▶ _Directions_: Every line holding the string "struttura" should be gathered.

▶ _Data in this exercise_:
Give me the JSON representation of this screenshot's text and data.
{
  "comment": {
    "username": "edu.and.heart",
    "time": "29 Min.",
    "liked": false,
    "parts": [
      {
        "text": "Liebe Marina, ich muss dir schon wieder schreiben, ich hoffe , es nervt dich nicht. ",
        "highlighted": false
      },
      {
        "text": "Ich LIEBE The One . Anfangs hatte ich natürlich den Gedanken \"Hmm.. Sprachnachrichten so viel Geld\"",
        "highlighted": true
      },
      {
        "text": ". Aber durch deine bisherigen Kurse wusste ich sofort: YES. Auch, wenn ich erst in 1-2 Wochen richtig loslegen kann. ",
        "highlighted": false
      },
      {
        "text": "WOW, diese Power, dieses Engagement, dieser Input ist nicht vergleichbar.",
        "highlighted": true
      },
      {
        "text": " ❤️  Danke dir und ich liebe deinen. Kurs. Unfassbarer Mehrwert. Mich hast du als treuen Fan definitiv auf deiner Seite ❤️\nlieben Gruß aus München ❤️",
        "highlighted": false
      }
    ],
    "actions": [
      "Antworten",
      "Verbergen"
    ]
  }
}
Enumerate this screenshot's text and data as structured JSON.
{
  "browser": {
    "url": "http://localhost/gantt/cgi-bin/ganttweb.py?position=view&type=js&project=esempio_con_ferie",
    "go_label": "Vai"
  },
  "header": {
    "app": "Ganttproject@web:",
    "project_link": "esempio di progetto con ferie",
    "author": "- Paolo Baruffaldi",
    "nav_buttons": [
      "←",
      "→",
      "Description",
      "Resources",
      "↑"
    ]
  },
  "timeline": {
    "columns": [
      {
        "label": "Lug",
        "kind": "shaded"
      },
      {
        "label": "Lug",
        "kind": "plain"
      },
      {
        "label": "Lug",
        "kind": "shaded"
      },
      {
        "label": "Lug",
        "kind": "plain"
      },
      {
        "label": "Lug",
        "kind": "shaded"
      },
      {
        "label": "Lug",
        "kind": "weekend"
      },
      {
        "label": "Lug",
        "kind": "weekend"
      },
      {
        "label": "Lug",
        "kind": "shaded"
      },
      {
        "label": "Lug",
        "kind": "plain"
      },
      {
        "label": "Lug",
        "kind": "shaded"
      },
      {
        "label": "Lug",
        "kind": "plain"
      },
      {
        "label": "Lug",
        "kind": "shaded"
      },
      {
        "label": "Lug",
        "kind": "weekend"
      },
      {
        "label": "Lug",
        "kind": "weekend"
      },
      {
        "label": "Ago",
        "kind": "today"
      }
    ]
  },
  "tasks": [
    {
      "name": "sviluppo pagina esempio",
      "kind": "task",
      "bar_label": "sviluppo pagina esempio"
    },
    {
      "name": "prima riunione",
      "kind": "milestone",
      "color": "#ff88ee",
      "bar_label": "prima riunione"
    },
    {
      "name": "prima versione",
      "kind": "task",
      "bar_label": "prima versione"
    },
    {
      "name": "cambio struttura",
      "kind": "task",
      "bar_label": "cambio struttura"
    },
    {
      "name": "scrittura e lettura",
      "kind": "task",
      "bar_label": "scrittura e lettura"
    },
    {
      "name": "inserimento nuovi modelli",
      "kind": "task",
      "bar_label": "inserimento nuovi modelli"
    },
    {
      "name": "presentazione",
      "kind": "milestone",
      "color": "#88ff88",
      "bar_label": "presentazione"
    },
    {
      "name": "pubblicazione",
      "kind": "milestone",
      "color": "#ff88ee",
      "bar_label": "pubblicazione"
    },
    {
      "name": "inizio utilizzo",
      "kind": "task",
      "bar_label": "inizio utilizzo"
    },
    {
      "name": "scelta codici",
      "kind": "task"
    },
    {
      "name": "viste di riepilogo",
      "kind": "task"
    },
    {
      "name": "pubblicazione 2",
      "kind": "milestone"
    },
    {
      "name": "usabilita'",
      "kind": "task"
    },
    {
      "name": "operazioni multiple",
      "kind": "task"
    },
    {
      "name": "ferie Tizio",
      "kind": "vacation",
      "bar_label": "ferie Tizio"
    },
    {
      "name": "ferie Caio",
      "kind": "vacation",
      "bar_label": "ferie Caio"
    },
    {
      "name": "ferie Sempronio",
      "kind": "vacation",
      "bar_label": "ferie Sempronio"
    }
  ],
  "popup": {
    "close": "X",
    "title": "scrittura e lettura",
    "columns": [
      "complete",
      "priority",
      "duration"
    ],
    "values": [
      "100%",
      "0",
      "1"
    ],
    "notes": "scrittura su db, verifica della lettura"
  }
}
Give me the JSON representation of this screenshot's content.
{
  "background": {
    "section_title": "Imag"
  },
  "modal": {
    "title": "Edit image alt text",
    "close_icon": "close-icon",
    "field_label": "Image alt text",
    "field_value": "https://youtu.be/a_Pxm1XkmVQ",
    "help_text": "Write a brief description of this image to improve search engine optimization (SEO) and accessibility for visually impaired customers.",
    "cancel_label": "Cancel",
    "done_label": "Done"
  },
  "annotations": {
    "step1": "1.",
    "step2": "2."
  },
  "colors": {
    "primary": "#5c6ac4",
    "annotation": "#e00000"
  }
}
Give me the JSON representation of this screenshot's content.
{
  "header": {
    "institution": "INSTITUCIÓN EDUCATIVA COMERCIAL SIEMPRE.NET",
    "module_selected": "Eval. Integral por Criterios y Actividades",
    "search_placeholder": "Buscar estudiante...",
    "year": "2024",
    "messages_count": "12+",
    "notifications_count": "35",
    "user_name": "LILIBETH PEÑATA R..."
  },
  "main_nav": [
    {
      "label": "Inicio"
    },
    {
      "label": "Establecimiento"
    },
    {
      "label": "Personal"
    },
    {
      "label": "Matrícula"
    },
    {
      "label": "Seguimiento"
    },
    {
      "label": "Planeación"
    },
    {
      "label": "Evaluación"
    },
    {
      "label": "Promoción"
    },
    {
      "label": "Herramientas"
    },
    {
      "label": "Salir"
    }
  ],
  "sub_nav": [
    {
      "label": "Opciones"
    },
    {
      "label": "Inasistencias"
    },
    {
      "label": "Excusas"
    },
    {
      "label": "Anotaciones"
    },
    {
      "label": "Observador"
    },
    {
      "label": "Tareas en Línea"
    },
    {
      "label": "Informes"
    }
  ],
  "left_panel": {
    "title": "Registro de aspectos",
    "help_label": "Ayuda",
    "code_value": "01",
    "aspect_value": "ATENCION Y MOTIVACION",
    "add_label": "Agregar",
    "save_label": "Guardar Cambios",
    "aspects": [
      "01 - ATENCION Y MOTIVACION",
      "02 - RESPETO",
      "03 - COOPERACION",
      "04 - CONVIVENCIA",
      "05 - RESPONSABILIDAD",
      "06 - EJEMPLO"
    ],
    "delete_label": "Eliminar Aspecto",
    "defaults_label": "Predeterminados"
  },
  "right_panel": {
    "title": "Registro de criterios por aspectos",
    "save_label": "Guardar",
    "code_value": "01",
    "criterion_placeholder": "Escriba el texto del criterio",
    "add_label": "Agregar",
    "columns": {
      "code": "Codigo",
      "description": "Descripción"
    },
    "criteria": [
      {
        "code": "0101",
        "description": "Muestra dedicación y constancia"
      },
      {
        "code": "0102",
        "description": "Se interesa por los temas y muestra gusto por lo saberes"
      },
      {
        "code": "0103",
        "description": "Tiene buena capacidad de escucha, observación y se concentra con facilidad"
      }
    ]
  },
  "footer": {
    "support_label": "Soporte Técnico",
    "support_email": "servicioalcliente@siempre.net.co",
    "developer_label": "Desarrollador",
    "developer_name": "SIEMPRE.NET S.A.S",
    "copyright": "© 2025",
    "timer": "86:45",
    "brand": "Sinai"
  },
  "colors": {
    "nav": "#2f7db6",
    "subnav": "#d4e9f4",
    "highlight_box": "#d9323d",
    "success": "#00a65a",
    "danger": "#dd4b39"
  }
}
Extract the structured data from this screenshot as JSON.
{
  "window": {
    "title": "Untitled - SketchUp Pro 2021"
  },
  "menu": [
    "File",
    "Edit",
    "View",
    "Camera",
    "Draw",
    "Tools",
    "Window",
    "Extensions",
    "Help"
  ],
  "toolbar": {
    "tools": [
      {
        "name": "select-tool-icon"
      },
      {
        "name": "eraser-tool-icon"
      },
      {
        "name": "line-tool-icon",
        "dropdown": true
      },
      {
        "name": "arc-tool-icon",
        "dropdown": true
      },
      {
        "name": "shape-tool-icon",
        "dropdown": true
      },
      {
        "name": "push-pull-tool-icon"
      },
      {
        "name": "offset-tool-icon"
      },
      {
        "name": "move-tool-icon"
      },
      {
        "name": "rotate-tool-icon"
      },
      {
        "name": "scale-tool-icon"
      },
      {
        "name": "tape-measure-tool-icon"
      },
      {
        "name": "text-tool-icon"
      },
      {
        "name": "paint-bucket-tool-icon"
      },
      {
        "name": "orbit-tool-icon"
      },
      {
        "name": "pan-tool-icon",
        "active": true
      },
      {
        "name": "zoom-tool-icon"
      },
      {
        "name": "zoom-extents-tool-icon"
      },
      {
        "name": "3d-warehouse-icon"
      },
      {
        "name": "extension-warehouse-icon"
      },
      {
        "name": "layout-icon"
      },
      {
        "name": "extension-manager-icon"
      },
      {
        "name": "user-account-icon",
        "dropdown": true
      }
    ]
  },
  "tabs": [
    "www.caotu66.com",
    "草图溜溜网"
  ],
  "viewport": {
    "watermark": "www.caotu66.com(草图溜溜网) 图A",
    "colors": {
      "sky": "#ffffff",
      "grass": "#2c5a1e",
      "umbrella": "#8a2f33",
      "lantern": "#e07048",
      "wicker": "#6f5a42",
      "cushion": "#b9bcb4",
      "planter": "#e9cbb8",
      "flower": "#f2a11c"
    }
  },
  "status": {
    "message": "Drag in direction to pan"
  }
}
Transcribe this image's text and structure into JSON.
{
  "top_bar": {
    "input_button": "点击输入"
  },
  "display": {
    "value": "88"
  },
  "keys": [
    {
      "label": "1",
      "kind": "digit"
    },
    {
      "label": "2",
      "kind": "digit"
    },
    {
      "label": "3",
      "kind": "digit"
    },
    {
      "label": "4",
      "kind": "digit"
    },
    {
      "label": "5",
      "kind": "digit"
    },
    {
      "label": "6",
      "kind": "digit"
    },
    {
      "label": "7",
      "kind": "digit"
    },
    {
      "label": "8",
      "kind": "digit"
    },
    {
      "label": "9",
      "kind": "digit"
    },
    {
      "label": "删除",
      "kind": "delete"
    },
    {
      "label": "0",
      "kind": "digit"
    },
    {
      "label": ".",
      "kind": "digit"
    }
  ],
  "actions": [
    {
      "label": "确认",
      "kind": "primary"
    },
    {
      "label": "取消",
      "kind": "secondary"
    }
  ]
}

▶ _Correct answer_:
      "name": "cambio struttura",
      "bar_label": "cambio struttura"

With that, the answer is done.